What the exercise asks — Copy out all lines with the word "prefix" in them.

Records for this exercise —
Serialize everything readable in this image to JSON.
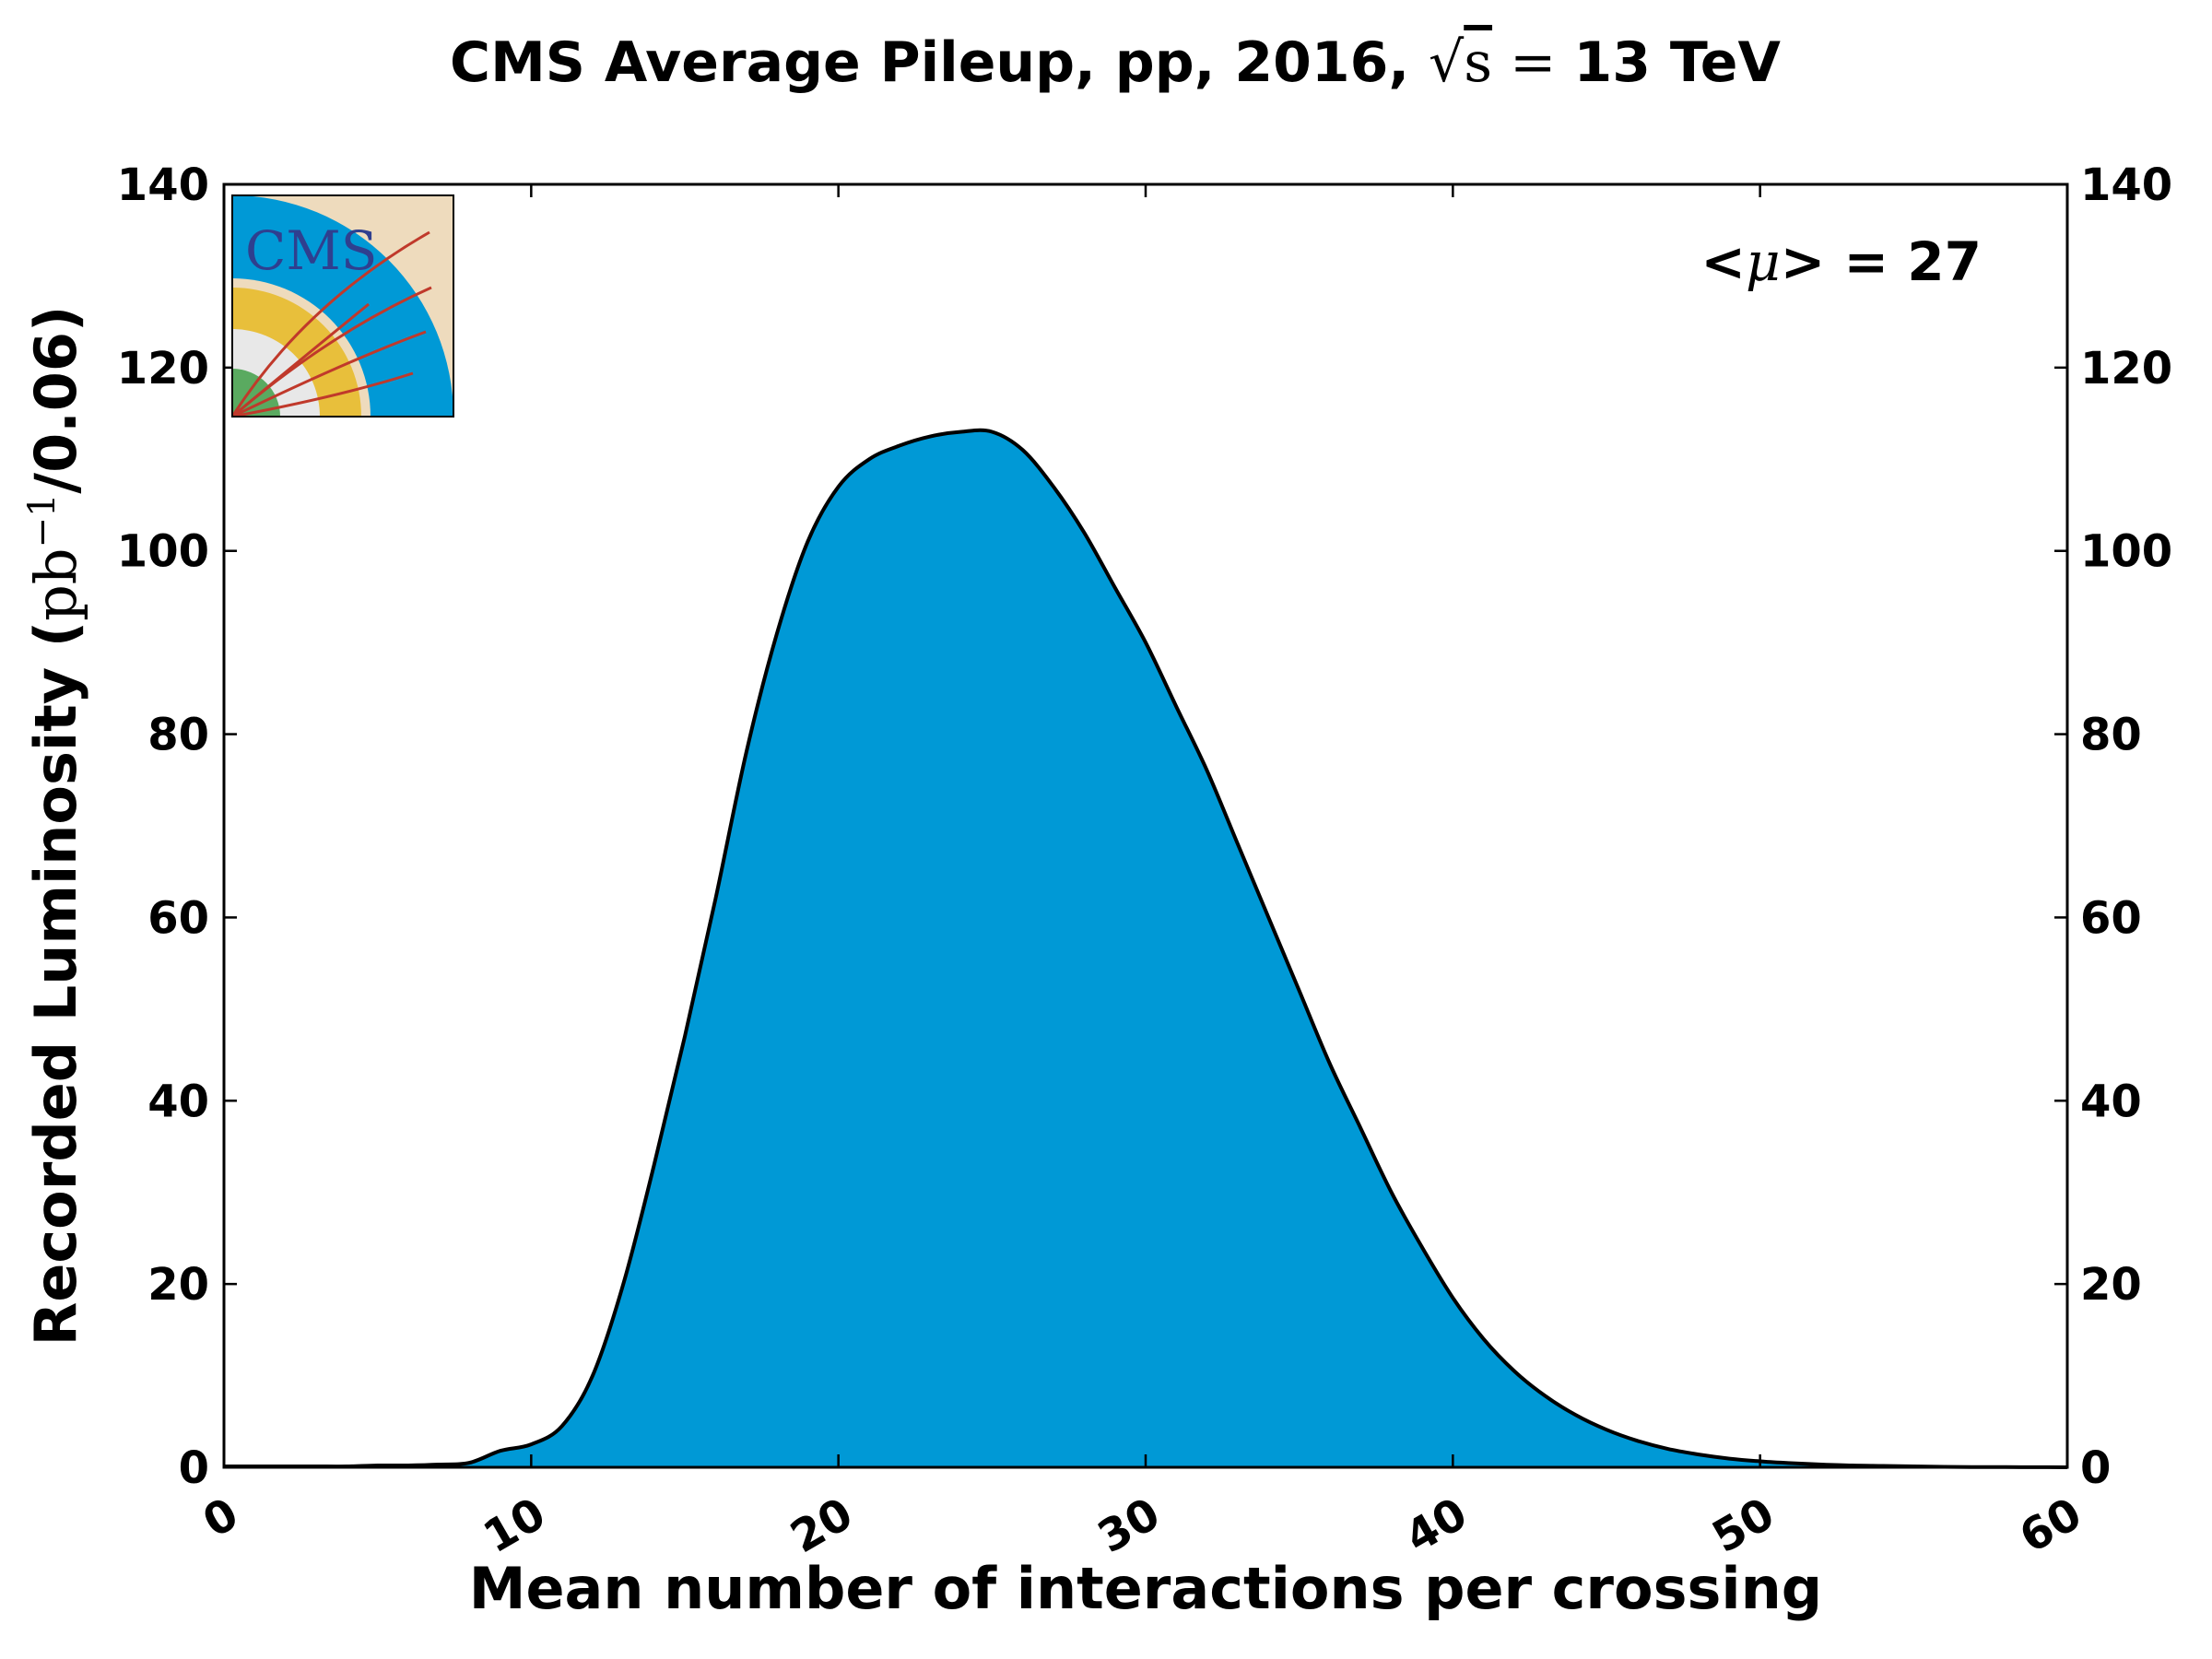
{
  "chart_data": {
    "type": "area",
    "title": {
      "prefix": "CMS Average Pileup, pp, 2016, ",
      "sqrt_symbol": "√",
      "sqrt_var": "s",
      "equals": " = ",
      "suffix": "13 TeV"
    },
    "xlabel": "Mean number of interactions per crossing",
    "ylabel": {
      "prefix": "Recorded Luminosity (",
      "unit_base": "pb",
      "unit_exp": "−1",
      "suffix": "/0.06)"
    },
    "annotation": {
      "prefix": "<",
      "mu": "μ",
      "suffix": "> = 27"
    },
    "xlim": [
      0,
      60
    ],
    "ylim": [
      0,
      140
    ],
    "x_ticks": [
      0,
      10,
      20,
      30,
      40,
      50,
      60
    ],
    "y_ticks": [
      0,
      20,
      40,
      60,
      80,
      100,
      120,
      140
    ],
    "grid": false,
    "fill_color": "#0099d6",
    "line_color": "#000000",
    "series": [
      {
        "x": [
          0,
          1,
          2,
          3,
          4,
          5,
          6,
          7,
          8,
          9,
          10,
          11,
          12,
          13,
          14,
          15,
          16,
          17,
          18,
          19,
          20,
          21,
          22,
          23,
          24,
          25,
          26,
          27,
          28,
          29,
          30,
          31,
          32,
          33,
          34,
          35,
          36,
          37,
          38,
          39,
          40,
          41,
          42,
          43,
          44,
          45,
          46,
          47,
          48,
          49,
          50,
          51,
          52,
          53,
          54,
          55,
          56,
          57,
          58,
          59,
          60
        ],
        "values": [
          0.1,
          0.1,
          0.1,
          0.1,
          0.1,
          0.2,
          0.2,
          0.3,
          0.5,
          1.8,
          2.5,
          4.5,
          10,
          20,
          33,
          47,
          62,
          78,
          91,
          101,
          107,
          110,
          111.5,
          112.5,
          113,
          113,
          111,
          107,
          102,
          96,
          90,
          83,
          76,
          68,
          60,
          52,
          44,
          37,
          30,
          24,
          18.5,
          14,
          10.5,
          7.8,
          5.7,
          4.1,
          2.9,
          2.0,
          1.4,
          0.95,
          0.65,
          0.45,
          0.3,
          0.2,
          0.15,
          0.1,
          0.05,
          0.03,
          0.02,
          0.01,
          0
        ]
      }
    ]
  },
  "logo": {
    "text": "CMS",
    "colors": {
      "background": "#eedbbd",
      "blue": "#0099d6",
      "yellow": "#e8bf3b",
      "grey": "#e8e8e8",
      "green": "#5aaa60",
      "tracks": "#c0392b",
      "text": "#2f3f8f"
    }
  }
}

Problem solution —
      "prefix": "CMS Average Pileup, pp, 2016, ",
      "prefix": "Recorded Luminosity (",
      "prefix": "<",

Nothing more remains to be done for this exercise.